Extrait de page:
• • • •
La cognition multi-niveaux
« La cognition est expliquée par des mécanismes neurocognitifs à plusieurs niveaux ».
L’introduction me provoque la plus grande excitation. Cette profession de foi est exactement celle de Stratium, partie de Surimposium consacrée au mental. Stratium, contraction de ‘strates’ et ‘atrium’, représente le mental comme un édifice de services neuraux hiérarchisés et intégrés, avec des passerelles à chaque étage. Bien que les neurosciences soient séduites par le “multi-niveaux”, elles sont encore très concentrées sur l’analyse horizontale, géographique, du fonctionnement cérébral.
Piccinini installe les rôles de la science et de la métaphysique :
« Trier ce qui existe, quelles sont les propriétés des objets et comment ils sont liés est l’affaire de la science. Trier quelles sortes d’objets existent ainsi que quelles sortes de propriétés et de relations ils ont est l’affaire de la métaphysique. »
Le texte ébauche une différence entre le regard ontologique de la science et le regard téléologique de la métaphysique. Mais Piccinini se contente de tenir science et métaphysique comme deux outils épistémiques, sans se préoccuper de leur genèse et de la façon de les coordonner. Il manque le formalisme du double regard, qui fait apparaître toute chose comme constitution et phénomène, qui oblige à faire coïncider ontologie et téléologie.
Composition et réalisation
« J’utiliserai le terme ‘composition’ pour la relation entre les touts et leurs parties : les parties composent un tout ; un tout se décompose en ses parties. J’utiliserai le terme ‘réalisation’ pour la relation entre les propriétés d’un tout et les propriétés de ses parties prises collectivement, ou entre ses parties prises collectivement et toutes les parties des parties prises collectivement : les propriétés de niveau supérieur sont réalisées par des propriétés de niveau inférieur; les propriétés de niveau inférieur réalisent des propriétés de niveau supérieur. »
• • • •
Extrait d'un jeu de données
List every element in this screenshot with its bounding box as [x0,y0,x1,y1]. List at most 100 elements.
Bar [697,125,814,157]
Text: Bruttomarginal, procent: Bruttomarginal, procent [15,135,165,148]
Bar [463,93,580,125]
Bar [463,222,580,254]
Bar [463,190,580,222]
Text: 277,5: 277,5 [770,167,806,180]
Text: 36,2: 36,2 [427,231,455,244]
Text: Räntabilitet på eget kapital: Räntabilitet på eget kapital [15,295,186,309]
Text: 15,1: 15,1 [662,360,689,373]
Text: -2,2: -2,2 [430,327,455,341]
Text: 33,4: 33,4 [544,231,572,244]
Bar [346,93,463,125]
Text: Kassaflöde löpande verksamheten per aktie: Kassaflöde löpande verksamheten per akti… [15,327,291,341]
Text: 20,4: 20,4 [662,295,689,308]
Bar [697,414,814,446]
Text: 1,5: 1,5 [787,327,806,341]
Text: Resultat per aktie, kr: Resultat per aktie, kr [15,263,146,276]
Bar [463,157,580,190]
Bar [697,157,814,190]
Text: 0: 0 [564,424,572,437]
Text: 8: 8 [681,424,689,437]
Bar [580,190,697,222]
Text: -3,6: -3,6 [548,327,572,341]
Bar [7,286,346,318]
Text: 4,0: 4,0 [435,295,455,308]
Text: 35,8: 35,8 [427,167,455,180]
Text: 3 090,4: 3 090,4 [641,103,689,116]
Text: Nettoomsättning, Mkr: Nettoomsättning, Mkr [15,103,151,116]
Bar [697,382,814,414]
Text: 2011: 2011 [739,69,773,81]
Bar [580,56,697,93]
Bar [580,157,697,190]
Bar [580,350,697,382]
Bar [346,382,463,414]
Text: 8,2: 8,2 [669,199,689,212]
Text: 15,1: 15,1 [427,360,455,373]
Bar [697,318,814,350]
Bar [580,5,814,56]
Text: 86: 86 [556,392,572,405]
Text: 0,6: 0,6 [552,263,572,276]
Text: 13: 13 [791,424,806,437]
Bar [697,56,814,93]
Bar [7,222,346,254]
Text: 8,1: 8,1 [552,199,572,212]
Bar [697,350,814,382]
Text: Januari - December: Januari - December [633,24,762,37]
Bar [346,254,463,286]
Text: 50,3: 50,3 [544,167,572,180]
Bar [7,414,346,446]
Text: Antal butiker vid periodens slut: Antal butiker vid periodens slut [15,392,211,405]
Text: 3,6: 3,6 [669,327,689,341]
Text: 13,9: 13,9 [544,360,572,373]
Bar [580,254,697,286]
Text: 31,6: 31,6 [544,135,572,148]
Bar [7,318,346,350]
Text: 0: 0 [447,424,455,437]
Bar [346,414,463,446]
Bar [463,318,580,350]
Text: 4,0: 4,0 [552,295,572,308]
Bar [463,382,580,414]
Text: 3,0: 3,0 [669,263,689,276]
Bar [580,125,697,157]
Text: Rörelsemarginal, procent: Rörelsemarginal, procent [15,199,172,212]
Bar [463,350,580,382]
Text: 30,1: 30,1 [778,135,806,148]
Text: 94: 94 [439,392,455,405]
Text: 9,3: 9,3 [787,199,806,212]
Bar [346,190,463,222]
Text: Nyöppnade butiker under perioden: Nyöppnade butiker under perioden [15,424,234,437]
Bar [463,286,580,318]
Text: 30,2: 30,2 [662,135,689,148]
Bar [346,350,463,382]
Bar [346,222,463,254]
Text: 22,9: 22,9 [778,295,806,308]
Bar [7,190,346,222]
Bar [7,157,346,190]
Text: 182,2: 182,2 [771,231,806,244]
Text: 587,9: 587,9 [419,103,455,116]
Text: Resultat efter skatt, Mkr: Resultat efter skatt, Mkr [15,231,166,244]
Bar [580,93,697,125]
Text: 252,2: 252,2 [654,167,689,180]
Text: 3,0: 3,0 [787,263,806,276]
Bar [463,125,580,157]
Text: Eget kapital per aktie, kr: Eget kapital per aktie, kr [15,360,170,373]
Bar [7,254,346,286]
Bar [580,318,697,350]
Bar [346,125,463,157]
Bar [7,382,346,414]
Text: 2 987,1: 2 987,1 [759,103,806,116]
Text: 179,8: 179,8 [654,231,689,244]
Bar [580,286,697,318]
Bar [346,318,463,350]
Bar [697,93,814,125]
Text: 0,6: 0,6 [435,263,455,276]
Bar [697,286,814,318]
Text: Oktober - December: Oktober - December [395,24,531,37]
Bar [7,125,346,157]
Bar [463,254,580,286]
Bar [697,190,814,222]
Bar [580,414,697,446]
• • • •
Consignes:
**A)** Dans l'extrait sur la cognition multi-niveaux, de quels deux mots le nom Stratium est-il la contraction ?
**B)** Poursuivez le texte sur la cognition multi-niveaux à partir de sa dernière phrase.
Les lignes n'ont aucun rôle dans ce travail.

Corrigé:
**A)** Stratium est la contraction de « strates » et « atrium ».

**B)**
Les deux directions du regard sont bien présentes mais leur vocabulaire n’est pas rendu indépendant par Piccinini. Il le donne à la direction ontologique : tout vient des composants. Pour rendre valide le double regard, il faut dire : « un tout se voit décomposé en ses parties » et « les propriétés de niveau supérieur se voient réalisées par celles de niveau inférieur ». Impossible sinon de comprendre l’aspect phénoménal. Le phénomène apparaît à quelque chose d’au moins aussi complexe qui le regarde, pas aux composants.
« La composition et la réalisation sont toutes deux asymétriques, irréflexives et transitives. Toutes deux sont des relations de nécessité métaphysique synchrone : une fois que vous avez les parties avec leurs propriétés et leurs relations, vous avez nécessairement le tout avec ses propriétés et ses relations. Nécessité n’implique pas dépendance ! »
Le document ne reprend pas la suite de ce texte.